■ Given entries ■
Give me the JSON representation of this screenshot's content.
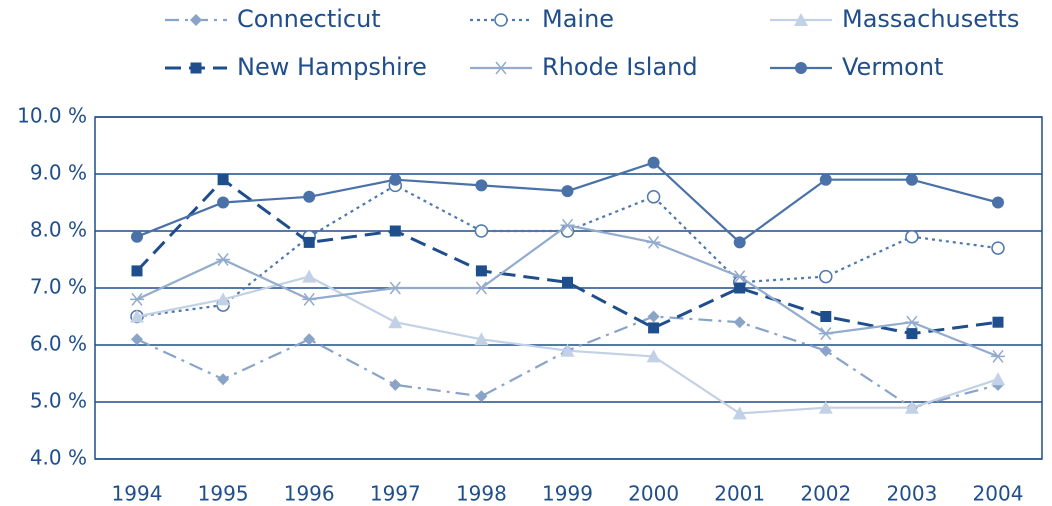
{
  "chart_data": {
    "type": "line",
    "categories": [
      "1994",
      "1995",
      "1996",
      "1997",
      "1998",
      "1999",
      "2000",
      "2001",
      "2002",
      "2003",
      "2004"
    ],
    "ylim": [
      4.0,
      10.0
    ],
    "yticks": [
      {
        "value": 4.0,
        "label": "4.0 %"
      },
      {
        "value": 5.0,
        "label": "5.0 %"
      },
      {
        "value": 6.0,
        "label": "6.0 %"
      },
      {
        "value": 7.0,
        "label": "7.0 %"
      },
      {
        "value": 8.0,
        "label": "8.0 %"
      },
      {
        "value": 9.0,
        "label": "9.0 %"
      },
      {
        "value": 10.0,
        "label": "10.0 %"
      }
    ],
    "grid": true,
    "series": [
      {
        "name": "Connecticut",
        "color": "#8aa4c8",
        "marker": "diamond",
        "dash": "14 6 3 6",
        "values": [
          6.1,
          5.4,
          6.1,
          5.3,
          5.1,
          5.9,
          6.5,
          6.4,
          5.9,
          4.9,
          5.3
        ]
      },
      {
        "name": "Maine",
        "color": "#4f78ad",
        "marker": "open-circle",
        "dash": "3 4",
        "values": [
          6.5,
          6.7,
          7.9,
          8.8,
          8.0,
          8.0,
          8.6,
          7.1,
          7.2,
          7.9,
          7.7
        ]
      },
      {
        "name": "Massachusetts",
        "color": "#c3d1e6",
        "marker": "triangle",
        "dash": "",
        "values": [
          6.5,
          6.8,
          7.2,
          6.4,
          6.1,
          5.9,
          5.8,
          4.8,
          4.9,
          4.9,
          5.4
        ]
      },
      {
        "name": "New Hampshire",
        "color": "#1f4e8c",
        "marker": "square",
        "dash": "16 8",
        "values": [
          7.3,
          8.9,
          7.8,
          8.0,
          7.3,
          7.1,
          6.3,
          7.0,
          6.5,
          6.2,
          6.4
        ]
      },
      {
        "name": "Rhode Island",
        "color": "#93abcd",
        "marker": "asterisk",
        "dash": "",
        "values": [
          6.8,
          7.5,
          6.8,
          7.0,
          7.0,
          8.1,
          7.8,
          7.2,
          6.2,
          6.4,
          5.8
        ]
      },
      {
        "name": "Vermont",
        "color": "#4a72a8",
        "marker": "circle",
        "dash": "",
        "values": [
          7.9,
          8.5,
          8.6,
          8.9,
          8.8,
          8.7,
          9.2,
          7.8,
          8.9,
          8.9,
          8.5
        ]
      }
    ]
  }
}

■ What this task involves ■
Restate the records above in full, word for word. Keep pictures out.

■ The reply ■
Give me the JSON representation of this screenshot's content.
{
  "chart_data": {
    "type": "line",
    "categories": [
      "1994",
      "1995",
      "1996",
      "1997",
      "1998",
      "1999",
      "2000",
      "2001",
      "2002",
      "2003",
      "2004"
    ],
    "ylim": [
      4.0,
      10.0
    ],
    "yticks": [
      {
        "value": 4.0,
        "label": "4.0 %"
      },
      {
        "value": 5.0,
        "label": "5.0 %"
      },
      {
        "value": 6.0,
        "label": "6.0 %"
      },
      {
        "value": 7.0,
        "label": "7.0 %"
      },
      {
        "value": 8.0,
        "label": "8.0 %"
      },
      {
        "value": 9.0,
        "label": "9.0 %"
      },
      {
        "value": 10.0,
        "label": "10.0 %"
      }
    ],
    "grid": true,
    "series": [
      {
        "name": "Connecticut",
        "color": "#8aa4c8",
        "marker": "diamond",
        "dash": "14 6 3 6",
        "values": [
          6.1,
          5.4,
          6.1,
          5.3,
          5.1,
          5.9,
          6.5,
          6.4,
          5.9,
          4.9,
          5.3
        ]
      },
      {
        "name": "Maine",
        "color": "#4f78ad",
        "marker": "open-circle",
        "dash": "3 4",
        "values": [
          6.5,
          6.7,
          7.9,
          8.8,
          8.0,
          8.0,
          8.6,
          7.1,
          7.2,
          7.9,
          7.7
        ]
      },
      {
        "name": "Massachusetts",
        "color": "#c3d1e6",
        "marker": "triangle",
        "dash": "",
        "values": [
          6.5,
          6.8,
          7.2,
          6.4,
          6.1,
          5.9,
          5.8,
          4.8,
          4.9,
          4.9,
          5.4
        ]
      },
      {
        "name": "New Hampshire",
        "color": "#1f4e8c",
        "marker": "square",
        "dash": "16 8",
        "values": [
          7.3,
          8.9,
          7.8,
          8.0,
          7.3,
          7.1,
          6.3,
          7.0,
          6.5,
          6.2,
          6.4
        ]
      },
      {
        "name": "Rhode Island",
        "color": "#93abcd",
        "marker": "asterisk",
        "dash": "",
        "values": [
          6.8,
          7.5,
          6.8,
          7.0,
          7.0,
          8.1,
          7.8,
          7.2,
          6.2,
          6.4,
          5.8
        ]
      },
      {
        "name": "Vermont",
        "color": "#4a72a8",
        "marker": "circle",
        "dash": "",
        "values": [
          7.9,
          8.5,
          8.6,
          8.9,
          8.8,
          8.7,
          9.2,
          7.8,
          8.9,
          8.9,
          8.5
        ]
      }
    ]
  }
}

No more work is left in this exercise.